WHAT THE EXERCISE ASKS
Each line that holds the word "Progenitors" counts once; give the total for the records below and nothing else.

DATA FOR THIS EXERCISE

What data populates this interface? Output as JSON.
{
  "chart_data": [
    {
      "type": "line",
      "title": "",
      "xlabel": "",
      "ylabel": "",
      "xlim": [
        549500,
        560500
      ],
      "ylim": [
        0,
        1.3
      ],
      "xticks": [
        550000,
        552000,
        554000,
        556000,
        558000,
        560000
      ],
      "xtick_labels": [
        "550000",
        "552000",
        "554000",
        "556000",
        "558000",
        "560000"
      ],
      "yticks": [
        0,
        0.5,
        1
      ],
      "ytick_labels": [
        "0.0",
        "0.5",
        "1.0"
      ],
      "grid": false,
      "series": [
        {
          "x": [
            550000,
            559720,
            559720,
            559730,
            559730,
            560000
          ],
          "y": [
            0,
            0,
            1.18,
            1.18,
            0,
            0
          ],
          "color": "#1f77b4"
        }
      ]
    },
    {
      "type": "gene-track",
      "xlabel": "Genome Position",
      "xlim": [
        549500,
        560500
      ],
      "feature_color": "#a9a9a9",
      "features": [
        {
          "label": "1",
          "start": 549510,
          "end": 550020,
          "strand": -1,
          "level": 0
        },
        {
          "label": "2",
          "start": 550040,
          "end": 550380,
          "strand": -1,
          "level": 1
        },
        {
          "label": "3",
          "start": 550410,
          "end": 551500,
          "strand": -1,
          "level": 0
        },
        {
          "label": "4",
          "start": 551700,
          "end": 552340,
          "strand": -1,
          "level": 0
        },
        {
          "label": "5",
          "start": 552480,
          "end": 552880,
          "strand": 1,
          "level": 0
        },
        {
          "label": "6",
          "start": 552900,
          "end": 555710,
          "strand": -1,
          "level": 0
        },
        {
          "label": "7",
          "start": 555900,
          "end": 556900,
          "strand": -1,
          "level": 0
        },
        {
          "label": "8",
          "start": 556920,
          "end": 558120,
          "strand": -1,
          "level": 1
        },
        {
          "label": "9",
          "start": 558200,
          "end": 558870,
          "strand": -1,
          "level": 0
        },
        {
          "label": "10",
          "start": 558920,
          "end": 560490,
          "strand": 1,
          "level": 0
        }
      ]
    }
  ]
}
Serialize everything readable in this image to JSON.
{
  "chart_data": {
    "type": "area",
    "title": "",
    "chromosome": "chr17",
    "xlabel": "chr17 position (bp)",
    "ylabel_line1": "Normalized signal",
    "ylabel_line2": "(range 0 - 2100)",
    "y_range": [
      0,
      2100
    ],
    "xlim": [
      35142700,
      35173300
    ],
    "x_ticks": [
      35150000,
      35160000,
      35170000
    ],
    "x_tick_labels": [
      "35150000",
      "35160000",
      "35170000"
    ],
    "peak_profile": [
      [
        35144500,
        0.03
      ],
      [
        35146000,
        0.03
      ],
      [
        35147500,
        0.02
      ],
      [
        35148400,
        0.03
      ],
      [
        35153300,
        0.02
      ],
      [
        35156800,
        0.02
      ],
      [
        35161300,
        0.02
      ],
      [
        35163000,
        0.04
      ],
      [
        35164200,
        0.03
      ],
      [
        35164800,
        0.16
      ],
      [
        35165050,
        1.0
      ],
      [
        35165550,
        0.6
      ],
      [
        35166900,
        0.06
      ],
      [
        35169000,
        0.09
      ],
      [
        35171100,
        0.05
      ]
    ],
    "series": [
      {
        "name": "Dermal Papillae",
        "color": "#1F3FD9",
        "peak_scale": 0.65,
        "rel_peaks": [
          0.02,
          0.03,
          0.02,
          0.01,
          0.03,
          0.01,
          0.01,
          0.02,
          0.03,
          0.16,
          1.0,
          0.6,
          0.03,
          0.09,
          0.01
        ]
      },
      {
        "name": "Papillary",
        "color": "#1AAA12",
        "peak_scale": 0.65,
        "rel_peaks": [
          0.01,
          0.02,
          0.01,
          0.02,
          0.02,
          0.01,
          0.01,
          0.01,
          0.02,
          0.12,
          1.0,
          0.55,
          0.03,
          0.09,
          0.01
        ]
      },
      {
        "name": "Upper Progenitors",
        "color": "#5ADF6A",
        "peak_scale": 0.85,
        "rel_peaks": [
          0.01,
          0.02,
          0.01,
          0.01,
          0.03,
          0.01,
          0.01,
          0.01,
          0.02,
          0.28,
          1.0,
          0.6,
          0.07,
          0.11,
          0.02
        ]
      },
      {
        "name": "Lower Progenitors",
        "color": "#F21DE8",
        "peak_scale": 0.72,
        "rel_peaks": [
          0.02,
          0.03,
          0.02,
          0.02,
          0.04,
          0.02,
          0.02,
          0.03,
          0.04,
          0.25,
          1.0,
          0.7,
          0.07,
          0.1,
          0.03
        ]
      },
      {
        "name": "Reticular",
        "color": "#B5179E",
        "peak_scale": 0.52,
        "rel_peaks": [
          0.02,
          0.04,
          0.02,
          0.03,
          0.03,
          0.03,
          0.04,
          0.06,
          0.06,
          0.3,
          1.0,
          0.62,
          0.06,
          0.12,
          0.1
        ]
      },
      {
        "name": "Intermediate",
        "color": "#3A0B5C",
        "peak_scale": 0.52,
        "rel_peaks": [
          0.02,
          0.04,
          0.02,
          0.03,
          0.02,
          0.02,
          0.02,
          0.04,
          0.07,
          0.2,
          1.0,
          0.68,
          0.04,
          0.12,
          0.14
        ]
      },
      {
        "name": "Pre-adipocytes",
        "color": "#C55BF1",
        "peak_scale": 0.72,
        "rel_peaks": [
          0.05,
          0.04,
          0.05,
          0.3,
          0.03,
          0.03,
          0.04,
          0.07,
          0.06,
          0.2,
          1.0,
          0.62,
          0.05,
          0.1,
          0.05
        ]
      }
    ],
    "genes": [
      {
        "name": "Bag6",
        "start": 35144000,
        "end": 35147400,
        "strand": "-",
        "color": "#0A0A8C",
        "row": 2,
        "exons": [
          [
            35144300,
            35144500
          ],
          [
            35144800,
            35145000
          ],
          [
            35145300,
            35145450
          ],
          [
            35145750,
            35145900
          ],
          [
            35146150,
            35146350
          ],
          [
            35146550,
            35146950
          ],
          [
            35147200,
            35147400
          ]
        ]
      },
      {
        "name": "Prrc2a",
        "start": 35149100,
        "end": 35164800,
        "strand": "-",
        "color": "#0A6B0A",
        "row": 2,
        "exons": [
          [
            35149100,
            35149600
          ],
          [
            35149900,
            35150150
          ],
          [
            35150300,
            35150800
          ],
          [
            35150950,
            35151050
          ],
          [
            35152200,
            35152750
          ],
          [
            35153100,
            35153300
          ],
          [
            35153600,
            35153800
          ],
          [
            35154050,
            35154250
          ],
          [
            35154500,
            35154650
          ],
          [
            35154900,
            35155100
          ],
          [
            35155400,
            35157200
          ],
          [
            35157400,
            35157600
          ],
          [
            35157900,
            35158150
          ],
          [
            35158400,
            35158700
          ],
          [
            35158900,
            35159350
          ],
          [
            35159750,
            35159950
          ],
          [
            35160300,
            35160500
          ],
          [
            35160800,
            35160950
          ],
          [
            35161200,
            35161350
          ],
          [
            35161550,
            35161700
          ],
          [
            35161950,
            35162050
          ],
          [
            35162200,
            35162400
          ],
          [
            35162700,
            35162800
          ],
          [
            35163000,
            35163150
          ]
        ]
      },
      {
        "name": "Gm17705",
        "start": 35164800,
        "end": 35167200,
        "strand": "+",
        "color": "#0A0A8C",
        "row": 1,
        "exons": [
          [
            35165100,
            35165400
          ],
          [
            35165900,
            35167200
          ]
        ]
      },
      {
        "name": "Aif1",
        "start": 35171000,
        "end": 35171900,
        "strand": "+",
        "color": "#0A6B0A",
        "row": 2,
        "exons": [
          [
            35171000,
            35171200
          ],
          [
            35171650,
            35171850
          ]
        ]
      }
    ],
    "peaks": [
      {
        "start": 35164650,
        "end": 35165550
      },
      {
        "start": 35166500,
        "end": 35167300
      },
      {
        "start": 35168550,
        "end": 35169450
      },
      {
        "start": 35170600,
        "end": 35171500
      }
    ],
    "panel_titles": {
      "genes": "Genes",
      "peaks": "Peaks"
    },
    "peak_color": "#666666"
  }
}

EXERCISE SOLUTION
2